Extracted data entries
____________

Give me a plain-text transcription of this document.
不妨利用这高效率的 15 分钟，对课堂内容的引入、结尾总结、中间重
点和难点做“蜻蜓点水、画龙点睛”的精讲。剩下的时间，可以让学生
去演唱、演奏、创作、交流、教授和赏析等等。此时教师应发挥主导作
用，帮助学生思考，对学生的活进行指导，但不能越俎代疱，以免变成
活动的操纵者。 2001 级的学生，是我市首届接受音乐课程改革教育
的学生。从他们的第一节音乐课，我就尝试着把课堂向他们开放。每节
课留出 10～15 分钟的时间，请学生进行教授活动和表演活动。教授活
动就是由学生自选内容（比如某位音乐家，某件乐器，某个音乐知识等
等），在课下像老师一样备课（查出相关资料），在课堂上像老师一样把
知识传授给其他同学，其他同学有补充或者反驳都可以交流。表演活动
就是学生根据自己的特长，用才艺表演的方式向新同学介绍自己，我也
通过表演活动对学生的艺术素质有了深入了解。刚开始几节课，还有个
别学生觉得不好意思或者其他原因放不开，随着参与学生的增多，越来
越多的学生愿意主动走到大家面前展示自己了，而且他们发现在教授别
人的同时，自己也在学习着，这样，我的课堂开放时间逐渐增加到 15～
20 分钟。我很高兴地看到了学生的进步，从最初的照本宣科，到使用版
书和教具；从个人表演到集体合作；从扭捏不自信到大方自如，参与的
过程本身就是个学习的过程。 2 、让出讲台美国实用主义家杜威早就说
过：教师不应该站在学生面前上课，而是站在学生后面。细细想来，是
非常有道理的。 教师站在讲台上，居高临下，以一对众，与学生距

____________

Task details » All of the records must be retyped exactly as they are.

The result »
Give me a plain-text transcription of this document.
不妨利用这高效率的 15 分钟，对课堂内容的引入、结尾总结、中间重
点和难点做“蜻蜓点水、画龙点睛”的精讲。剩下的时间，可以让学生
去演唱、演奏、创作、交流、教授和赏析等等。此时教师应发挥主导作
用，帮助学生思考，对学生的活进行指导，但不能越俎代疱，以免变成
活动的操纵者。 2001 级的学生，是我市首届接受音乐课程改革教育
的学生。从他们的第一节音乐课，我就尝试着把课堂向他们开放。每节
课留出 10～15 分钟的时间，请学生进行教授活动和表演活动。教授活
动就是由学生自选内容（比如某位音乐家，某件乐器，某个音乐知识等
等），在课下像老师一样备课（查出相关资料），在课堂上像老师一样把
知识传授给其他同学，其他同学有补充或者反驳都可以交流。表演活动
就是学生根据自己的特长，用才艺表演的方式向新同学介绍自己，我也
通过表演活动对学生的艺术素质有了深入了解。刚开始几节课，还有个
别学生觉得不好意思或者其他原因放不开，随着参与学生的增多，越来
越多的学生愿意主动走到大家面前展示自己了，而且他们发现在教授别
人的同时，自己也在学习着，这样，我的课堂开放时间逐渐增加到 15～
20 分钟。我很高兴地看到了学生的进步，从最初的照本宣科，到使用版
书和教具；从个人表演到集体合作；从扭捏不自信到大方自如，参与的
过程本身就是个学习的过程。 2 、让出讲台美国实用主义家杜威早就说
过：教师不应该站在学生面前上课，而是站在学生后面。细细想来，是
非常有道理的。 教师站在讲台上，居高临下，以一对众，与学生距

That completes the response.